Required work
All lines holding the string "Δημοτικού" are to be shown.

(Data items)
━━━━━━━━━━━━━━━━

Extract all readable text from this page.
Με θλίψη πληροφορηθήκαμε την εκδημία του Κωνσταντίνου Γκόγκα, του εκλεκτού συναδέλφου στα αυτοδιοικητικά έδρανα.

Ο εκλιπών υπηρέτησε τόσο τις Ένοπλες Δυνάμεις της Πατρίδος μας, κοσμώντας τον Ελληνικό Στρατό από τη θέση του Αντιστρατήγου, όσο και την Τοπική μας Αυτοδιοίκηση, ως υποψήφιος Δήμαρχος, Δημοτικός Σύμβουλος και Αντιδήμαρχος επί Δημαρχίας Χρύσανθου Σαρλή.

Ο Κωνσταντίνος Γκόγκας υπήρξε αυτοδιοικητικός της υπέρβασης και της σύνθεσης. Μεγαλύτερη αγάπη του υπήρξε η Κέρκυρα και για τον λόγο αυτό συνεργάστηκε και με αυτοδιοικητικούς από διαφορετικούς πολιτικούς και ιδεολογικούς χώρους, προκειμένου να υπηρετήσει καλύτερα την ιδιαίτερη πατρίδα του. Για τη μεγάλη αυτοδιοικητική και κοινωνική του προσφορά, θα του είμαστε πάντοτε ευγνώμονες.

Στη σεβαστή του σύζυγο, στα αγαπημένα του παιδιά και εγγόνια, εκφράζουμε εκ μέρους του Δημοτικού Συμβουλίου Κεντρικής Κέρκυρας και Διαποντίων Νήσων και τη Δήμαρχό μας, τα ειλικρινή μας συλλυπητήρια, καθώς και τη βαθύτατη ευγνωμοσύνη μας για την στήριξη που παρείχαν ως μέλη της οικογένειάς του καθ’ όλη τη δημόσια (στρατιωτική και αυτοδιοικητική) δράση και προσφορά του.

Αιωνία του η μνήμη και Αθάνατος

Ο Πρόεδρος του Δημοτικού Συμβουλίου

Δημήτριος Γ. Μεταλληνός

━━━━━━━━━━━━━━━━

Complete answer
Στη σεβαστή του σύζυγο, στα αγαπημένα του παιδιά και εγγόνια, εκφράζουμε εκ μέρους του Δημοτικού Συμβουλίου Κεντρικής Κέρκυρας και Διαποντίων Νήσων και τη Δήμαρχό μας, τα ειλικρινή μας συλλυπητήρια, καθώς και τη βαθύτατη ευγνωμοσύνη μας για την στήριξη που παρείχαν ως μέλη της οικογένειάς του καθ’ όλη τη δημόσια (στρατιωτική και αυτοδιοικητική) δράση και προσφορά του.
Ο Πρόεδρος του Δημοτικού Συμβουλίου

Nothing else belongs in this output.